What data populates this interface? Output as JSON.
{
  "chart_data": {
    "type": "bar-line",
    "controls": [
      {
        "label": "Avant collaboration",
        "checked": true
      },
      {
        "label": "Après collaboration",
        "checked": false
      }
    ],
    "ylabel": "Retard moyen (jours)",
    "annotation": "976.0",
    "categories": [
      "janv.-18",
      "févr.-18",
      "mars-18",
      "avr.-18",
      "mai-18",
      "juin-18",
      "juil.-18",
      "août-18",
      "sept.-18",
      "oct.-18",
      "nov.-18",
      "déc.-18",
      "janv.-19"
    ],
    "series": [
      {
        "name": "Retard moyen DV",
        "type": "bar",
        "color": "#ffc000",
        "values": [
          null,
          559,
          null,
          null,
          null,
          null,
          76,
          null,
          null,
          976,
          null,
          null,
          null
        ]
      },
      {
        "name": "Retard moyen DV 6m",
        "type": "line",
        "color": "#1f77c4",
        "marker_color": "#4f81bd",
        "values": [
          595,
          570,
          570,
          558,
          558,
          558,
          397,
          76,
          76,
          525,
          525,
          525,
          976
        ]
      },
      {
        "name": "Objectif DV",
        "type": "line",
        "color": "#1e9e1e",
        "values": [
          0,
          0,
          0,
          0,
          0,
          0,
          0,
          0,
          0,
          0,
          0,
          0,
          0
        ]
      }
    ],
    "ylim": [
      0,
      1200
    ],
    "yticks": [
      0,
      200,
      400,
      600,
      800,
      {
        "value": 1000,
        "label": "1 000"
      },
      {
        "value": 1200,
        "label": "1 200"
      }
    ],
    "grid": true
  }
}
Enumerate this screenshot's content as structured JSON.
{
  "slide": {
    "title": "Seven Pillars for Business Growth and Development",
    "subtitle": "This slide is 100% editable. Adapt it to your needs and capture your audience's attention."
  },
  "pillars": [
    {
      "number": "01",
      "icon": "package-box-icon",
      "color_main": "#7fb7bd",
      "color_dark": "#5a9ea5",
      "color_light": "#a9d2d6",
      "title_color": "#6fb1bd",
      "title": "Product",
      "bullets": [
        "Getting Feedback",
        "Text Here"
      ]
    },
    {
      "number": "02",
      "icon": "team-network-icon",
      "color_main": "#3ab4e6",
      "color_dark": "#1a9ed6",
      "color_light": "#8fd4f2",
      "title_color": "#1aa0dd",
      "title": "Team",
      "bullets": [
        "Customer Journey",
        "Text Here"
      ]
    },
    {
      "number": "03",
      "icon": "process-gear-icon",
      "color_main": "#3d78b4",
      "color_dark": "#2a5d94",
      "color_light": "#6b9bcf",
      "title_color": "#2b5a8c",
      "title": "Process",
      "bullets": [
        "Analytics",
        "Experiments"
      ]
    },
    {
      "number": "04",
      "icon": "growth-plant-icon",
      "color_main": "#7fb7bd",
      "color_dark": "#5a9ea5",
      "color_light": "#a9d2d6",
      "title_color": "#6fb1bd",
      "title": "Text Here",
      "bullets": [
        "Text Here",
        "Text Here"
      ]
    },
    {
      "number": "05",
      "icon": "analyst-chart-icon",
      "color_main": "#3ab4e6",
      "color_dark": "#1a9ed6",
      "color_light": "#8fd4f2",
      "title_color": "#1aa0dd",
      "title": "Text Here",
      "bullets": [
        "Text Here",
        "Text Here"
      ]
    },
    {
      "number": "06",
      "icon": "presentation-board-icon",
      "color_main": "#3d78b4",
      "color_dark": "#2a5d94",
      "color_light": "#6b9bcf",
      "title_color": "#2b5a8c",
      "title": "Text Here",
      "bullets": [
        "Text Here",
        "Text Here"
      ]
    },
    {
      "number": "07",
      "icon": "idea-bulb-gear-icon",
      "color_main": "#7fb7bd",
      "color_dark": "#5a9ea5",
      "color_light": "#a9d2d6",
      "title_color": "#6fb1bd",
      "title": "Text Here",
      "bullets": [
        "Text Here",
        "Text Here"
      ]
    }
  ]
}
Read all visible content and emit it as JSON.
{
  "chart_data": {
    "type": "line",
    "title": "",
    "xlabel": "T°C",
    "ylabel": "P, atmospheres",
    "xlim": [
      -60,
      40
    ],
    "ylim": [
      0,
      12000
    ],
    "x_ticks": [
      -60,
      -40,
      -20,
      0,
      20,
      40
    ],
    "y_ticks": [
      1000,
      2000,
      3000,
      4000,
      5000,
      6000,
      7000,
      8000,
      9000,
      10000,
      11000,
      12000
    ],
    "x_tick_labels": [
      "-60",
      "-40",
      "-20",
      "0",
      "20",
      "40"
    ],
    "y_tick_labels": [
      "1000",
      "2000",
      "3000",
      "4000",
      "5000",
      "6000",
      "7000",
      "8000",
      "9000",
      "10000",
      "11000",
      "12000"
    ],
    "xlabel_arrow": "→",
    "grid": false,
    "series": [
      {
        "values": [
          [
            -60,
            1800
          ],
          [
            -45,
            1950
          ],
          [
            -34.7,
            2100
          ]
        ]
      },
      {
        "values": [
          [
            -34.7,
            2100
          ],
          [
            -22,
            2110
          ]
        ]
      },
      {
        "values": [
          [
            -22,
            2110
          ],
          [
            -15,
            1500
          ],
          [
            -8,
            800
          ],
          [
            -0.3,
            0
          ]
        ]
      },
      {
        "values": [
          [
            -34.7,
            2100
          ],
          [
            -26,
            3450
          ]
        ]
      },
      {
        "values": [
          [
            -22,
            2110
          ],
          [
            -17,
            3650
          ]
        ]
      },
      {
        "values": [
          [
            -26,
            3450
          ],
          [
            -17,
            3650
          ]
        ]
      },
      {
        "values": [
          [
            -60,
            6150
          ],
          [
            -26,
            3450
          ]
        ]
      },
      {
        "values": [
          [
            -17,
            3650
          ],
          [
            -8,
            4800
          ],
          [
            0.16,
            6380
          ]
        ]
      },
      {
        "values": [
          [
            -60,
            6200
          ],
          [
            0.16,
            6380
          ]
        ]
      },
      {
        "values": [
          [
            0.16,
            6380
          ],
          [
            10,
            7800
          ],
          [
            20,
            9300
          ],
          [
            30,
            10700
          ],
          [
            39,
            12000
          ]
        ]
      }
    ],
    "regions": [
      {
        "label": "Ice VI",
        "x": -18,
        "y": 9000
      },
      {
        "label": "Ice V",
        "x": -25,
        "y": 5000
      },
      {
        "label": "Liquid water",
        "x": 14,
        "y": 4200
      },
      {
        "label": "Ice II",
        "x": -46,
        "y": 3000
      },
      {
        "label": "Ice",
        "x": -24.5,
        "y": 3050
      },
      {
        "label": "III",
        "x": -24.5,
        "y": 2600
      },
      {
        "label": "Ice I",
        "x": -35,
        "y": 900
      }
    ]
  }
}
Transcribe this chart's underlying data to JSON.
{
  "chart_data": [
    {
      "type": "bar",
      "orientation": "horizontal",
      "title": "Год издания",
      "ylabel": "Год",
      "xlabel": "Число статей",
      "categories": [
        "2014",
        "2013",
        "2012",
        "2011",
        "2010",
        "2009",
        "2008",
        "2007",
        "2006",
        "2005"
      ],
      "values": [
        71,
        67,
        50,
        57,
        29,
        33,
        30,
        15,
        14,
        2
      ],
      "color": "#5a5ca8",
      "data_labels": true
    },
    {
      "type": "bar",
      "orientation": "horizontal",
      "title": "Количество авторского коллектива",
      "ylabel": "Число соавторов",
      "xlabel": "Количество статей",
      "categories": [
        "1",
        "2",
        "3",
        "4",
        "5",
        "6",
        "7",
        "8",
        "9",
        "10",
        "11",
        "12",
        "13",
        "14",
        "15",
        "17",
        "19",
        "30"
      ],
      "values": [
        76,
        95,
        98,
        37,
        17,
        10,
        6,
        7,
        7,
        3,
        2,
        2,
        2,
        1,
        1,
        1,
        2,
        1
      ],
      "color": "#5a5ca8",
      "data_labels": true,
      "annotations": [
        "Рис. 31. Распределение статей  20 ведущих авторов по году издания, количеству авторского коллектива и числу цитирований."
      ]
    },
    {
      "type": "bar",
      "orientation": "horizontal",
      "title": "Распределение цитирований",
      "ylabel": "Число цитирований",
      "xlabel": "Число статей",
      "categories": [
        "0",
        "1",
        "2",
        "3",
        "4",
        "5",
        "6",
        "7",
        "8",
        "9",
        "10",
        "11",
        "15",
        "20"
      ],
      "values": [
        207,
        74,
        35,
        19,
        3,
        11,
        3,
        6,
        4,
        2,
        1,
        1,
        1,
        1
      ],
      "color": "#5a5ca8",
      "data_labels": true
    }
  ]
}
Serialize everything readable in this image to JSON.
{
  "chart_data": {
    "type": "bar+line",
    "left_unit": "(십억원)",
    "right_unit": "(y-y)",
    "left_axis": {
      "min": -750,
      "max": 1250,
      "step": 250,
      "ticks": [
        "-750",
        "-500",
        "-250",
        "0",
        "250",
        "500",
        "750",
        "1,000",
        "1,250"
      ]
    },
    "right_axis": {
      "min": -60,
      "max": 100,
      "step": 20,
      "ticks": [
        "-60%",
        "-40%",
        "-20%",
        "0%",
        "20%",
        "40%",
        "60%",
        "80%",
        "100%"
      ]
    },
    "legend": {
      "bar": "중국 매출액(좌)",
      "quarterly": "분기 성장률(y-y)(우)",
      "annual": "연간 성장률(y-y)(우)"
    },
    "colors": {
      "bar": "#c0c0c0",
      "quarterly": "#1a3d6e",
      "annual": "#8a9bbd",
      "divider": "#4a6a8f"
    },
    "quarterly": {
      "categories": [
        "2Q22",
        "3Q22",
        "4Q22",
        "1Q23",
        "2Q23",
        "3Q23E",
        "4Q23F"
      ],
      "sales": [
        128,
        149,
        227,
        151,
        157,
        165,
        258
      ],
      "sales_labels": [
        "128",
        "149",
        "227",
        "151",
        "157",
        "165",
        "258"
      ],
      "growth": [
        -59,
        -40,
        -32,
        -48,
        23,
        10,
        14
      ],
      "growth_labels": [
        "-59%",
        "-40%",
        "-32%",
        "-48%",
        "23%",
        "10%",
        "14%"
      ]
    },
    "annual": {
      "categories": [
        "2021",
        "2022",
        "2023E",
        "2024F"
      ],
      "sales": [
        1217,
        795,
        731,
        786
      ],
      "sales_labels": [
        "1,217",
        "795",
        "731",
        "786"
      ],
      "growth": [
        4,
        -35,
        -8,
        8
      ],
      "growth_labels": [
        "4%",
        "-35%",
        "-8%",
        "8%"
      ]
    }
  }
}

:::::

**SHORT PROBLEM**
Work out how many lines of the data above hold the word "Число", and write only the count.

**OUTPUT FOR THIS TASK**
4